◆ **Exercise goal**:
Filter out everything except lines holding "Boot".

◆ **Material provided**:
§

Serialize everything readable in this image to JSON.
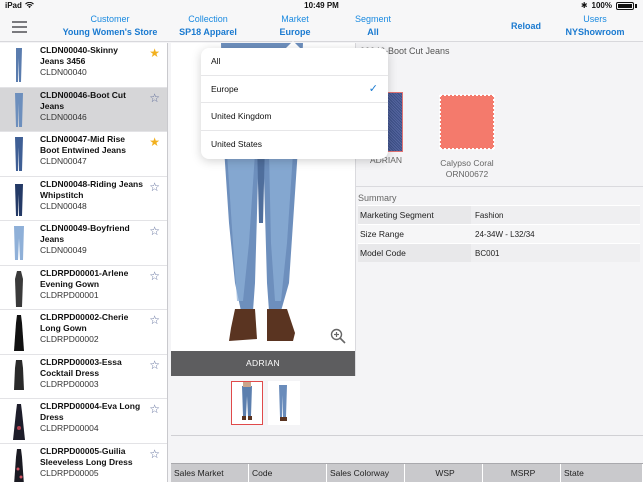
{
  "status_bar": {
    "carrier": "iPad",
    "time": "10:49 PM",
    "battery": "100%"
  },
  "nav": {
    "customer": {
      "label": "Customer",
      "value": "Young Women's Store"
    },
    "collection": {
      "label": "Collection",
      "value": "SP18 Apparel"
    },
    "market": {
      "label": "Market",
      "value": "Europe"
    },
    "segment": {
      "label": "Segment",
      "value": "All"
    },
    "reload": "Reload",
    "users": {
      "label": "Users",
      "value": "NYShowroom"
    }
  },
  "products": [
    {
      "name": "CLDN00040-Skinny Jeans 3456",
      "code": "CLDN00040",
      "starred": true
    },
    {
      "name": "CLDN00046-Boot Cut Jeans",
      "code": "CLDN00046",
      "starred": false,
      "selected": true
    },
    {
      "name": "CLDN00047-Mid Rise Boot Entwined Jeans",
      "code": "CLDN00047",
      "starred": true
    },
    {
      "name": "CLDN00048-Riding Jeans Whipstitch",
      "code": "CLDN00048",
      "starred": false
    },
    {
      "name": "CLDN00049-Boyfriend Jeans",
      "code": "CLDN00049",
      "starred": false
    },
    {
      "name": "CLDRPD00001-Arlene Evening Gown",
      "code": "CLDRPD00001",
      "starred": false
    },
    {
      "name": "CLDRPD00002-Cherie Long Gown",
      "code": "CLDRPD00002",
      "starred": false
    },
    {
      "name": "CLDRPD00003-Essa Cocktail Dress",
      "code": "CLDRPD00003",
      "starred": false
    },
    {
      "name": "CLDRPD00004-Eva Long Dress",
      "code": "CLDRPD00004",
      "starred": false
    },
    {
      "name": "CLDRPD00005-Guilia Sleeveless Long Dress",
      "code": "CLDRPD00005",
      "starred": false
    }
  ],
  "detail": {
    "title": "00046-Boot Cut Jeans",
    "code": "0046",
    "image_caption": "ADRIAN",
    "colors": [
      {
        "name": "ADRIAN",
        "code": "",
        "hex": "#4a5a92"
      },
      {
        "name": "Calypso Coral",
        "code": "ORN00672",
        "hex": "#f47a6c"
      }
    ],
    "summary_title": "Summary",
    "summary": [
      {
        "key": "Marketing Segment",
        "value": "Fashion"
      },
      {
        "key": "Size Range",
        "value": "24-34W - L32/34"
      },
      {
        "key": "Model Code",
        "value": "BC001"
      }
    ],
    "table_headers": [
      "Sales Market",
      "Code",
      "Sales Colorway",
      "WSP",
      "MSRP",
      "State"
    ]
  },
  "market_popover": {
    "options": [
      "All",
      "Europe",
      "United Kingdom",
      "United States"
    ],
    "selected": "Europe"
  },
  "colors": {
    "accent": "#1a7ad0",
    "star_on": "#f2b01e",
    "star_off": "#5b6a98",
    "caption_bg": "#5d5d5f"
  }
}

§

◆ **Solution to the problem**:
      "name": "CLDN00046-Boot Cut Jeans",
      "name": "CLDN00047-Mid Rise Boot Entwined Jeans",
    "title": "00046-Boot Cut Jeans",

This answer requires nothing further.